#### [EXERCISE GOAL]
Reproduce each line exactly, including spacing and punctuation.

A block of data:
Begin

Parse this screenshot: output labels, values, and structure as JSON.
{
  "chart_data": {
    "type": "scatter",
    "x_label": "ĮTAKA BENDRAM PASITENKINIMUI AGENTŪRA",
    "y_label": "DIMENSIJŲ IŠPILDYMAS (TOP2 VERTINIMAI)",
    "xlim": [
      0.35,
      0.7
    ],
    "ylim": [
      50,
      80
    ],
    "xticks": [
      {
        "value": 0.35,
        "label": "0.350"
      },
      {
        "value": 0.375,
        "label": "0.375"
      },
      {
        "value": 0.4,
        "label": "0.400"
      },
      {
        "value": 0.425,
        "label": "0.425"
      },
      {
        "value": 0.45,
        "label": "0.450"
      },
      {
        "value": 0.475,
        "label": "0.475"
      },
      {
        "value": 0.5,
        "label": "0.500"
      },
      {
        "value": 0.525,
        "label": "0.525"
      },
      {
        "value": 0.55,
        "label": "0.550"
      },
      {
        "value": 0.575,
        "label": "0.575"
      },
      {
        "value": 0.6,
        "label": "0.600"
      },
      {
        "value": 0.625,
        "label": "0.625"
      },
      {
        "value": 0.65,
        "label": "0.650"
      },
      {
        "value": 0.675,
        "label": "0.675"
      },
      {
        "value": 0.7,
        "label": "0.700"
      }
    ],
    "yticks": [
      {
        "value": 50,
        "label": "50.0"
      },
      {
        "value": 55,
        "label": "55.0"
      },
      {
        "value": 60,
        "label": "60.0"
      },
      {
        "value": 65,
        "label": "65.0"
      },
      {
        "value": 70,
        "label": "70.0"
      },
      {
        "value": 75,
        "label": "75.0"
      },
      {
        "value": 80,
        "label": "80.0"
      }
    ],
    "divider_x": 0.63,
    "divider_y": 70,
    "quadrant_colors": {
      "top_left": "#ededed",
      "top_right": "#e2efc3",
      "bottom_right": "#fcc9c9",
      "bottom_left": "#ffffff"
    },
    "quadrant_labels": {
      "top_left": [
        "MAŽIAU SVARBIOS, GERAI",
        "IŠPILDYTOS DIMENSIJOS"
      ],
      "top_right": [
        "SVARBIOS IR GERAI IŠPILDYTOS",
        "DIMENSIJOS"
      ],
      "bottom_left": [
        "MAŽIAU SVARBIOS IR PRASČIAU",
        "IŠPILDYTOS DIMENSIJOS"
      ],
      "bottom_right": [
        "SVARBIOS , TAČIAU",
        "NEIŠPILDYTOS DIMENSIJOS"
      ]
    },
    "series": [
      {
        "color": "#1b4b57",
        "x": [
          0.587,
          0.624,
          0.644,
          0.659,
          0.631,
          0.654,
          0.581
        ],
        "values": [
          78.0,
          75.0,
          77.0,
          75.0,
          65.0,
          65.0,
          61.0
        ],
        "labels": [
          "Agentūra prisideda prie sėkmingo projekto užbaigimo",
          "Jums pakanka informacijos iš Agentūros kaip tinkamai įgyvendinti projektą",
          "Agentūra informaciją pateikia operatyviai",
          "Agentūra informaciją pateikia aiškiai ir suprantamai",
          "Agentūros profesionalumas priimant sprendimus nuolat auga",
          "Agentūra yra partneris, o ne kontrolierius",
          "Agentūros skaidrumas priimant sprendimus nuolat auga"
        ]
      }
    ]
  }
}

End

#### [SOLUTION TO THIS EXERCISE]
Parse this screenshot: output labels, values, and structure as JSON.
{
  "chart_data": {
    "type": "scatter",
    "x_label": "ĮTAKA BENDRAM PASITENKINIMUI AGENTŪRA",
    "y_label": "DIMENSIJŲ IŠPILDYMAS (TOP2 VERTINIMAI)",
    "xlim": [
      0.35,
      0.7
    ],
    "ylim": [
      50,
      80
    ],
    "xticks": [
      {
        "value": 0.35,
        "label": "0.350"
      },
      {
        "value": 0.375,
        "label": "0.375"
      },
      {
        "value": 0.4,
        "label": "0.400"
      },
      {
        "value": 0.425,
        "label": "0.425"
      },
      {
        "value": 0.45,
        "label": "0.450"
      },
      {
        "value": 0.475,
        "label": "0.475"
      },
      {
        "value": 0.5,
        "label": "0.500"
      },
      {
        "value": 0.525,
        "label": "0.525"
      },
      {
        "value": 0.55,
        "label": "0.550"
      },
      {
        "value": 0.575,
        "label": "0.575"
      },
      {
        "value": 0.6,
        "label": "0.600"
      },
      {
        "value": 0.625,
        "label": "0.625"
      },
      {
        "value": 0.65,
        "label": "0.650"
      },
      {
        "value": 0.675,
        "label": "0.675"
      },
      {
        "value": 0.7,
        "label": "0.700"
      }
    ],
    "yticks": [
      {
        "value": 50,
        "label": "50.0"
      },
      {
        "value": 55,
        "label": "55.0"
      },
      {
        "value": 60,
        "label": "60.0"
      },
      {
        "value": 65,
        "label": "65.0"
      },
      {
        "value": 70,
        "label": "70.0"
      },
      {
        "value": 75,
        "label": "75.0"
      },
      {
        "value": 80,
        "label": "80.0"
      }
    ],
    "divider_x": 0.63,
    "divider_y": 70,
    "quadrant_colors": {
      "top_left": "#ededed",
      "top_right": "#e2efc3",
      "bottom_right": "#fcc9c9",
      "bottom_left": "#ffffff"
    },
    "quadrant_labels": {
      "top_left": [
        "MAŽIAU SVARBIOS, GERAI",
        "IŠPILDYTOS DIMENSIJOS"
      ],
      "top_right": [
        "SVARBIOS IR GERAI IŠPILDYTOS",
        "DIMENSIJOS"
      ],
      "bottom_left": [
        "MAŽIAU SVARBIOS IR PRASČIAU",
        "IŠPILDYTOS DIMENSIJOS"
      ],
      "bottom_right": [
        "SVARBIOS , TAČIAU",
        "NEIŠPILDYTOS DIMENSIJOS"
      ]
    },
    "series": [
      {
        "color": "#1b4b57",
        "x": [
          0.587,
          0.624,
          0.644,
          0.659,
          0.631,
          0.654,
          0.581
        ],
        "values": [
          78.0,
          75.0,
          77.0,
          75.0,
          65.0,
          65.0,
          61.0
        ],
        "labels": [
          "Agentūra prisideda prie sėkmingo projekto užbaigimo",
          "Jums pakanka informacijos iš Agentūros kaip tinkamai įgyvendinti projektą",
          "Agentūra informaciją pateikia operatyviai",
          "Agentūra informaciją pateikia aiškiai ir suprantamai",
          "Agentūros profesionalumas priimant sprendimus nuolat auga",
          "Agentūra yra partneris, o ne kontrolierius",
          "Agentūros skaidrumas priimant sprendimus nuolat auga"
        ]
      }
    ]
  }
}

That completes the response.